JOB -
Render the following material again verbatim, leaving nothing out.
===== GIVEN DATA =====
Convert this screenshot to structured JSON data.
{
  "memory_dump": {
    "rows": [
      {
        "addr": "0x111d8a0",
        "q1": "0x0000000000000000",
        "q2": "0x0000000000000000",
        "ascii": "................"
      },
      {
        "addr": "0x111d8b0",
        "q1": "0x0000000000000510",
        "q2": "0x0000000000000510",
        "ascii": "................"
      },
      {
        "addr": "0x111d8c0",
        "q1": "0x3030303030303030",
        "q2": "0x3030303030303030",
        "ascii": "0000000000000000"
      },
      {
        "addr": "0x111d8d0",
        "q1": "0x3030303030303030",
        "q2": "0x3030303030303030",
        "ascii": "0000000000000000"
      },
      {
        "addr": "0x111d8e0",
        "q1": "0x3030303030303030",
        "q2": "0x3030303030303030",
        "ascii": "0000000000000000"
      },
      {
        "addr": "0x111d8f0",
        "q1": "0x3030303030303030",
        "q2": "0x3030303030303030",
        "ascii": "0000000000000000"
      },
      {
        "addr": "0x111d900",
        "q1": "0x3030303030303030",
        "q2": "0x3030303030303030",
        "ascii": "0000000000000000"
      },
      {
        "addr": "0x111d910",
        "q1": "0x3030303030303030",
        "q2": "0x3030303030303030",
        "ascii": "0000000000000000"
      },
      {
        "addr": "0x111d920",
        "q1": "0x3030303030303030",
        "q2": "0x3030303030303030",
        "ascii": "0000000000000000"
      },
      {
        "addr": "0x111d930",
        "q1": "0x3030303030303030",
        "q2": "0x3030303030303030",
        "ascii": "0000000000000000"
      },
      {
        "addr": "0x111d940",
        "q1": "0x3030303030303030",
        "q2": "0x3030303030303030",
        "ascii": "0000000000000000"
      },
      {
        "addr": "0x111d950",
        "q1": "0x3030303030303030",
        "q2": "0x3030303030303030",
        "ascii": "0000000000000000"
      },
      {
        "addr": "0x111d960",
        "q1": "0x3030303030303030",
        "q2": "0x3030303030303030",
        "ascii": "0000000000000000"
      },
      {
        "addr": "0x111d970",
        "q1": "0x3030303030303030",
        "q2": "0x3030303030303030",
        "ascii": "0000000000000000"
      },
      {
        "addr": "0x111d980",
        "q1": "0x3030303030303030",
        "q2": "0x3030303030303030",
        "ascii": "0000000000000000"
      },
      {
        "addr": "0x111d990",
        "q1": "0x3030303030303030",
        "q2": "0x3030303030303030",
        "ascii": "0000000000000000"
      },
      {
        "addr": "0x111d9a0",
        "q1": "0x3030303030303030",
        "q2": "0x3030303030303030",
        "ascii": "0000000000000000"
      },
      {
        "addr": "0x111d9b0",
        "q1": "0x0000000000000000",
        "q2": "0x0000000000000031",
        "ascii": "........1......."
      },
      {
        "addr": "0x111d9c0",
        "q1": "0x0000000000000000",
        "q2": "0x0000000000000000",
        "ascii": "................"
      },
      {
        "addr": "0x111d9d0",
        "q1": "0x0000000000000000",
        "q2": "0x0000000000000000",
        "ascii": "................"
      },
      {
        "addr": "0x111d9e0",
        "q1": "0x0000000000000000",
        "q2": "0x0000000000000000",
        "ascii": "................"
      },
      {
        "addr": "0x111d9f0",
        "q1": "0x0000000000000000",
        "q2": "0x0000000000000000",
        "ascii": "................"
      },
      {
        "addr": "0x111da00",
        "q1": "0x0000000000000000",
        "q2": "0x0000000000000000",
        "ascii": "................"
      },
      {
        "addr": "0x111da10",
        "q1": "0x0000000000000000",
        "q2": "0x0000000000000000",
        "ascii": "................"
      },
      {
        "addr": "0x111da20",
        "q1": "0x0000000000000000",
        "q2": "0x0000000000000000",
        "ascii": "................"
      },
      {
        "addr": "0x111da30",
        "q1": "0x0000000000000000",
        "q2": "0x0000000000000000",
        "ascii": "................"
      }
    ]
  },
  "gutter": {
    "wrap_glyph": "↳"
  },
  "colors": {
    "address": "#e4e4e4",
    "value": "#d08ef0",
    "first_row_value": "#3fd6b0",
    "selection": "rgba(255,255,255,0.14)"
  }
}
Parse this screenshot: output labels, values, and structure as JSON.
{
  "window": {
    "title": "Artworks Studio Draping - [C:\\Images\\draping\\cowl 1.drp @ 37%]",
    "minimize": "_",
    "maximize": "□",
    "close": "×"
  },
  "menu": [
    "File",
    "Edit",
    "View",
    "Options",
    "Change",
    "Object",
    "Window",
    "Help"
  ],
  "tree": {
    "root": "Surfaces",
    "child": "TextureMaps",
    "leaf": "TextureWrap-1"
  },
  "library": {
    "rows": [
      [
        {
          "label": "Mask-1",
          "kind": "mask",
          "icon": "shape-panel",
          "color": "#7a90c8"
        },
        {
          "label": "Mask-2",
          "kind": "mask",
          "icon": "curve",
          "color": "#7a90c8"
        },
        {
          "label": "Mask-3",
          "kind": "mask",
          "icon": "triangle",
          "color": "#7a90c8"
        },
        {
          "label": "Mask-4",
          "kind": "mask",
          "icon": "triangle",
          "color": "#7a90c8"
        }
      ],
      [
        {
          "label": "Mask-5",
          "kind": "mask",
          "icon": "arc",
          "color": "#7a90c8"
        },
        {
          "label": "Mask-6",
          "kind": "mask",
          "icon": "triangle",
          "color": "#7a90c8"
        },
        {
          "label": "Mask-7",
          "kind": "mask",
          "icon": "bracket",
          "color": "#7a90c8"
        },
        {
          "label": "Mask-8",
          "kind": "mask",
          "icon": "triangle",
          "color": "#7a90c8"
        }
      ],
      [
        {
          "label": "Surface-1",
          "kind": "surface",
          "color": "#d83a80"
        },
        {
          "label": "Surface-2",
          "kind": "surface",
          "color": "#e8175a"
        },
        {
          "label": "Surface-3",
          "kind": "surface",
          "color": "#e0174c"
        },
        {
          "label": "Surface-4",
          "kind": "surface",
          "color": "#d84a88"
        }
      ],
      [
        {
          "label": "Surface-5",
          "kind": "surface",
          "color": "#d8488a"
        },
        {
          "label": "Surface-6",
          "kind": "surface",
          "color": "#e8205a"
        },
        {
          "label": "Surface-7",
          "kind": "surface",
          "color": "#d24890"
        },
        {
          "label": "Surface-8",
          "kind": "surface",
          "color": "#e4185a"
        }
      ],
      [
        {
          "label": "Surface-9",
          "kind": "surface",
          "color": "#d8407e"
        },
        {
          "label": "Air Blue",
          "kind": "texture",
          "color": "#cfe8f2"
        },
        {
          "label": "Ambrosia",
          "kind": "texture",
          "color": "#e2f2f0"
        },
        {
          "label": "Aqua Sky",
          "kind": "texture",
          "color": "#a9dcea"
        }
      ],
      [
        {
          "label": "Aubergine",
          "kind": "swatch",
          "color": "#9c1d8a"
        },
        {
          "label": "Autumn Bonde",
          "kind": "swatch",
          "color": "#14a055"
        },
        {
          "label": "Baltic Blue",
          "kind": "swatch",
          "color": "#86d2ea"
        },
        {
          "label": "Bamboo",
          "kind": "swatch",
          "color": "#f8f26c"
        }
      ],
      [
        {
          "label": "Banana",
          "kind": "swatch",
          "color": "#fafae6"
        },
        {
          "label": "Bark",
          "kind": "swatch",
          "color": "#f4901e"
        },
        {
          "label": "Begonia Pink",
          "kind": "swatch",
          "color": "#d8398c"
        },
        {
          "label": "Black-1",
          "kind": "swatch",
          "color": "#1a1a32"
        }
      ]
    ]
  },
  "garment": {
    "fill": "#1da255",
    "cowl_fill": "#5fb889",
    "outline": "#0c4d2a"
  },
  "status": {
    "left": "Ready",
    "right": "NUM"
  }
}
=====
OUTPUT OF THE TASK -
Convert this screenshot to structured JSON data.
{
  "memory_dump": {
    "rows": [
      {
        "addr": "0x111d8a0",
        "q1": "0x0000000000000000",
        "q2": "0x0000000000000000",
        "ascii": "................"
      },
      {
        "addr": "0x111d8b0",
        "q1": "0x0000000000000510",
        "q2": "0x0000000000000510",
        "ascii": "................"
      },
      {
        "addr": "0x111d8c0",
        "q1": "0x3030303030303030",
        "q2": "0x3030303030303030",
        "ascii": "0000000000000000"
      },
      {
        "addr": "0x111d8d0",
        "q1": "0x3030303030303030",
        "q2": "0x3030303030303030",
        "ascii": "0000000000000000"
      },
      {
        "addr": "0x111d8e0",
        "q1": "0x3030303030303030",
        "q2": "0x3030303030303030",
        "ascii": "0000000000000000"
      },
      {
        "addr": "0x111d8f0",
        "q1": "0x3030303030303030",
        "q2": "0x3030303030303030",
        "ascii": "0000000000000000"
      },
      {
        "addr": "0x111d900",
        "q1": "0x3030303030303030",
        "q2": "0x3030303030303030",
        "ascii": "0000000000000000"
      },
      {
        "addr": "0x111d910",
        "q1": "0x3030303030303030",
        "q2": "0x3030303030303030",
        "ascii": "0000000000000000"
      },
      {
        "addr": "0x111d920",
        "q1": "0x3030303030303030",
        "q2": "0x3030303030303030",
        "ascii": "0000000000000000"
      },
      {
        "addr": "0x111d930",
        "q1": "0x3030303030303030",
        "q2": "0x3030303030303030",
        "ascii": "0000000000000000"
      },
      {
        "addr": "0x111d940",
        "q1": "0x3030303030303030",
        "q2": "0x3030303030303030",
        "ascii": "0000000000000000"
      },
      {
        "addr": "0x111d950",
        "q1": "0x3030303030303030",
        "q2": "0x3030303030303030",
        "ascii": "0000000000000000"
      },
      {
        "addr": "0x111d960",
        "q1": "0x3030303030303030",
        "q2": "0x3030303030303030",
        "ascii": "0000000000000000"
      },
      {
        "addr": "0x111d970",
        "q1": "0x3030303030303030",
        "q2": "0x3030303030303030",
        "ascii": "0000000000000000"
      },
      {
        "addr": "0x111d980",
        "q1": "0x3030303030303030",
        "q2": "0x3030303030303030",
        "ascii": "0000000000000000"
      },
      {
        "addr": "0x111d990",
        "q1": "0x3030303030303030",
        "q2": "0x3030303030303030",
        "ascii": "0000000000000000"
      },
      {
        "addr": "0x111d9a0",
        "q1": "0x3030303030303030",
        "q2": "0x3030303030303030",
        "ascii": "0000000000000000"
      },
      {
        "addr": "0x111d9b0",
        "q1": "0x0000000000000000",
        "q2": "0x0000000000000031",
        "ascii": "........1......."
      },
      {
        "addr": "0x111d9c0",
        "q1": "0x0000000000000000",
        "q2": "0x0000000000000000",
        "ascii": "................"
      },
      {
        "addr": "0x111d9d0",
        "q1": "0x0000000000000000",
        "q2": "0x0000000000000000",
        "ascii": "................"
      },
      {
        "addr": "0x111d9e0",
        "q1": "0x0000000000000000",
        "q2": "0x0000000000000000",
        "ascii": "................"
      },
      {
        "addr": "0x111d9f0",
        "q1": "0x0000000000000000",
        "q2": "0x0000000000000000",
        "ascii": "................"
      },
      {
        "addr": "0x111da00",
        "q1": "0x0000000000000000",
        "q2": "0x0000000000000000",
        "ascii": "................"
      },
      {
        "addr": "0x111da10",
        "q1": "0x0000000000000000",
        "q2": "0x0000000000000000",
        "ascii": "................"
      },
      {
        "addr": "0x111da20",
        "q1": "0x0000000000000000",
        "q2": "0x0000000000000000",
        "ascii": "................"
      },
      {
        "addr": "0x111da30",
        "q1": "0x0000000000000000",
        "q2": "0x0000000000000000",
        "ascii": "................"
      }
    ]
  },
  "gutter": {
    "wrap_glyph": "↳"
  },
  "colors": {
    "address": "#e4e4e4",
    "value": "#d08ef0",
    "first_row_value": "#3fd6b0",
    "selection": "rgba(255,255,255,0.14)"
  }
}
Parse this screenshot: output labels, values, and structure as JSON.
{
  "window": {
    "title": "Artworks Studio Draping - [C:\\Images\\draping\\cowl 1.drp @ 37%]",
    "minimize": "_",
    "maximize": "□",
    "close": "×"
  },
  "menu": [
    "File",
    "Edit",
    "View",
    "Options",
    "Change",
    "Object",
    "Window",
    "Help"
  ],
  "tree": {
    "root": "Surfaces",
    "child": "TextureMaps",
    "leaf": "TextureWrap-1"
  },
  "library": {
    "rows": [
      [
        {
          "label": "Mask-1",
          "kind": "mask",
          "icon": "shape-panel",
          "color": "#7a90c8"
        },
        {
          "label": "Mask-2",
          "kind": "mask",
          "icon": "curve",
          "color": "#7a90c8"
        },
        {
          "label": "Mask-3",
          "kind": "mask",
          "icon": "triangle",
          "color": "#7a90c8"
        },
        {
          "label": "Mask-4",
          "kind": "mask",
          "icon": "triangle",
          "color": "#7a90c8"
        }
      ],
      [
        {
          "label": "Mask-5",
          "kind": "mask",
          "icon": "arc",
          "color": "#7a90c8"
        },
        {
          "label": "Mask-6",
          "kind": "mask",
          "icon": "triangle",
          "color": "#7a90c8"
        },
        {
          "label": "Mask-7",
          "kind": "mask",
          "icon": "bracket",
          "color": "#7a90c8"
        },
        {
          "label": "Mask-8",
          "kind": "mask",
          "icon": "triangle",
          "color": "#7a90c8"
        }
      ],
      [
        {
          "label": "Surface-1",
          "kind": "surface",
          "color": "#d83a80"
        },
        {
          "label": "Surface-2",
          "kind": "surface",
          "color": "#e8175a"
        },
        {
          "label": "Surface-3",
          "kind": "surface",
          "color": "#e0174c"
        },
        {
          "label": "Surface-4",
          "kind": "surface",
          "color": "#d84a88"
        }
      ],
      [
        {
          "label": "Surface-5",
          "kind": "surface",
          "color": "#d8488a"
        },
        {
          "label": "Surface-6",
          "kind": "surface",
          "color": "#e8205a"
        },
        {
          "label": "Surface-7",
          "kind": "surface",
          "color": "#d24890"
        },
        {
          "label": "Surface-8",
          "kind": "surface",
          "color": "#e4185a"
        }
      ],
      [
        {
          "label": "Surface-9",
          "kind": "surface",
          "color": "#d8407e"
        },
        {
          "label": "Air Blue",
          "kind": "texture",
          "color": "#cfe8f2"
        },
        {
          "label": "Ambrosia",
          "kind": "texture",
          "color": "#e2f2f0"
        },
        {
          "label": "Aqua Sky",
          "kind": "texture",
          "color": "#a9dcea"
        }
      ],
      [
        {
          "label": "Aubergine",
          "kind": "swatch",
          "color": "#9c1d8a"
        },
        {
          "label": "Autumn Bonde",
          "kind": "swatch",
          "color": "#14a055"
        },
        {
          "label": "Baltic Blue",
          "kind": "swatch",
          "color": "#86d2ea"
        },
        {
          "label": "Bamboo",
          "kind": "swatch",
          "color": "#f8f26c"
        }
      ],
      [
        {
          "label": "Banana",
          "kind": "swatch",
          "color": "#fafae6"
        },
        {
          "label": "Bark",
          "kind": "swatch",
          "color": "#f4901e"
        },
        {
          "label": "Begonia Pink",
          "kind": "swatch",
          "color": "#d8398c"
        },
        {
          "label": "Black-1",
          "kind": "swatch",
          "color": "#1a1a32"
        }
      ]
    ]
  },
  "garment": {
    "fill": "#1da255",
    "cowl_fill": "#5fb889",
    "outline": "#0c4d2a"
  },
  "status": {
    "left": "Ready",
    "right": "NUM"
  }
}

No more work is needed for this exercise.